■ **Work to do**
Extract the listing below in full, unchanged.

:: Data in this exercise ::

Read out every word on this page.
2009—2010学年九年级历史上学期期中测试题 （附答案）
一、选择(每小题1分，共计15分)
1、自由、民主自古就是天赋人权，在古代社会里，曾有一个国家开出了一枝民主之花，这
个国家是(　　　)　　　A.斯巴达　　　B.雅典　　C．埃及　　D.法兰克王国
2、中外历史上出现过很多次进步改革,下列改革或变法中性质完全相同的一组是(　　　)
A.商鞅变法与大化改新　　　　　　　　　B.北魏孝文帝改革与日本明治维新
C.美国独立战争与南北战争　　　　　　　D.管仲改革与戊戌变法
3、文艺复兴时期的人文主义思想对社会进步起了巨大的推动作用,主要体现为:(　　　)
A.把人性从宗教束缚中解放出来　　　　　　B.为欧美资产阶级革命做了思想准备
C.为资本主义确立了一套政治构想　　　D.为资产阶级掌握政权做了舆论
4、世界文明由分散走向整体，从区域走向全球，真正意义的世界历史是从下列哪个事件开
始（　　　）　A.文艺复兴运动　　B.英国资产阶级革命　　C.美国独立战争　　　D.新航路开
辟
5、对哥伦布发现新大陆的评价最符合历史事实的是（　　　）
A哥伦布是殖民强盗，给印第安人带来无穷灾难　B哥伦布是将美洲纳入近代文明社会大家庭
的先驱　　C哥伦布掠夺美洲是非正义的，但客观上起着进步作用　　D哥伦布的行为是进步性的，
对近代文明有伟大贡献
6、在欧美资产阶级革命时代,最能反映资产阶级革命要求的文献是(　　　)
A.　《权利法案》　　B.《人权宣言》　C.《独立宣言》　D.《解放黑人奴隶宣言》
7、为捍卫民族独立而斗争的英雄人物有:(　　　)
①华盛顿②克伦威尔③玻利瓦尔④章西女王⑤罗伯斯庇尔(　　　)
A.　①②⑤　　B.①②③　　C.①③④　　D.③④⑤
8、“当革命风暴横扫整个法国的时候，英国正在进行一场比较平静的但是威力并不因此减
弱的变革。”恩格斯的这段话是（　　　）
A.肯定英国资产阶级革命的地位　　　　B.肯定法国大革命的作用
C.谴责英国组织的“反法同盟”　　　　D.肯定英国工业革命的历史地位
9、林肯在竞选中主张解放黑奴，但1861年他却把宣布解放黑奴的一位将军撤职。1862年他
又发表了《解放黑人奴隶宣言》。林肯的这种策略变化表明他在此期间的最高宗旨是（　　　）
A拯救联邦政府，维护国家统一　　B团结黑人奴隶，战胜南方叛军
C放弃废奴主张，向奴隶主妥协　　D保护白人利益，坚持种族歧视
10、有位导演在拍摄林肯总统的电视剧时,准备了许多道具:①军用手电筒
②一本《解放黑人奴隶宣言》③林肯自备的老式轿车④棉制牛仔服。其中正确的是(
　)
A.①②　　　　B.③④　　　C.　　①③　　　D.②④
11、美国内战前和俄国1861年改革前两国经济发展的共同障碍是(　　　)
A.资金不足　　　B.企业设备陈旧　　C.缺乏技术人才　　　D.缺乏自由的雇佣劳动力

:::

■ **Output for this task**
Read out every word on this page.
2009—2010学年九年级历史上学期期中测试题 （附答案）
一、选择(每小题1分，共计15分)
1、自由、民主自古就是天赋人权，在古代社会里，曾有一个国家开出了一枝民主之花，这
个国家是(　　　)　　　A.斯巴达　　　B.雅典　　C．埃及　　D.法兰克王国
2、中外历史上出现过很多次进步改革,下列改革或变法中性质完全相同的一组是(　　　)
A.商鞅变法与大化改新　　　　　　　　　B.北魏孝文帝改革与日本明治维新
C.美国独立战争与南北战争　　　　　　　D.管仲改革与戊戌变法
3、文艺复兴时期的人文主义思想对社会进步起了巨大的推动作用,主要体现为:(　　　)
A.把人性从宗教束缚中解放出来　　　　　　B.为欧美资产阶级革命做了思想准备
C.为资本主义确立了一套政治构想　　　D.为资产阶级掌握政权做了舆论
4、世界文明由分散走向整体，从区域走向全球，真正意义的世界历史是从下列哪个事件开
始（　　　）　A.文艺复兴运动　　B.英国资产阶级革命　　C.美国独立战争　　　D.新航路开
辟
5、对哥伦布发现新大陆的评价最符合历史事实的是（　　　）
A哥伦布是殖民强盗，给印第安人带来无穷灾难　B哥伦布是将美洲纳入近代文明社会大家庭
的先驱　　C哥伦布掠夺美洲是非正义的，但客观上起着进步作用　　D哥伦布的行为是进步性的，
对近代文明有伟大贡献
6、在欧美资产阶级革命时代,最能反映资产阶级革命要求的文献是(　　　)
A.　《权利法案》　　B.《人权宣言》　C.《独立宣言》　D.《解放黑人奴隶宣言》
7、为捍卫民族独立而斗争的英雄人物有:(　　　)
①华盛顿②克伦威尔③玻利瓦尔④章西女王⑤罗伯斯庇尔(　　　)
A.　①②⑤　　B.①②③　　C.①③④　　D.③④⑤
8、“当革命风暴横扫整个法国的时候，英国正在进行一场比较平静的但是威力并不因此减
弱的变革。”恩格斯的这段话是（　　　）
A.肯定英国资产阶级革命的地位　　　　B.肯定法国大革命的作用
C.谴责英国组织的“反法同盟”　　　　D.肯定英国工业革命的历史地位
9、林肯在竞选中主张解放黑奴，但1861年他却把宣布解放黑奴的一位将军撤职。1862年他
又发表了《解放黑人奴隶宣言》。林肯的这种策略变化表明他在此期间的最高宗旨是（　　　）
A拯救联邦政府，维护国家统一　　B团结黑人奴隶，战胜南方叛军
C放弃废奴主张，向奴隶主妥协　　D保护白人利益，坚持种族歧视
10、有位导演在拍摄林肯总统的电视剧时,准备了许多道具:①军用手电筒
②一本《解放黑人奴隶宣言》③林肯自备的老式轿车④棉制牛仔服。其中正确的是(
　)
A.①②　　　　B.③④　　　C.　　①③　　　D.②④
11、美国内战前和俄国1861年改革前两国经济发展的共同障碍是(　　　)
A.资金不足　　　B.企业设备陈旧　　C.缺乏技术人才　　　D.缺乏自由的雇佣劳动力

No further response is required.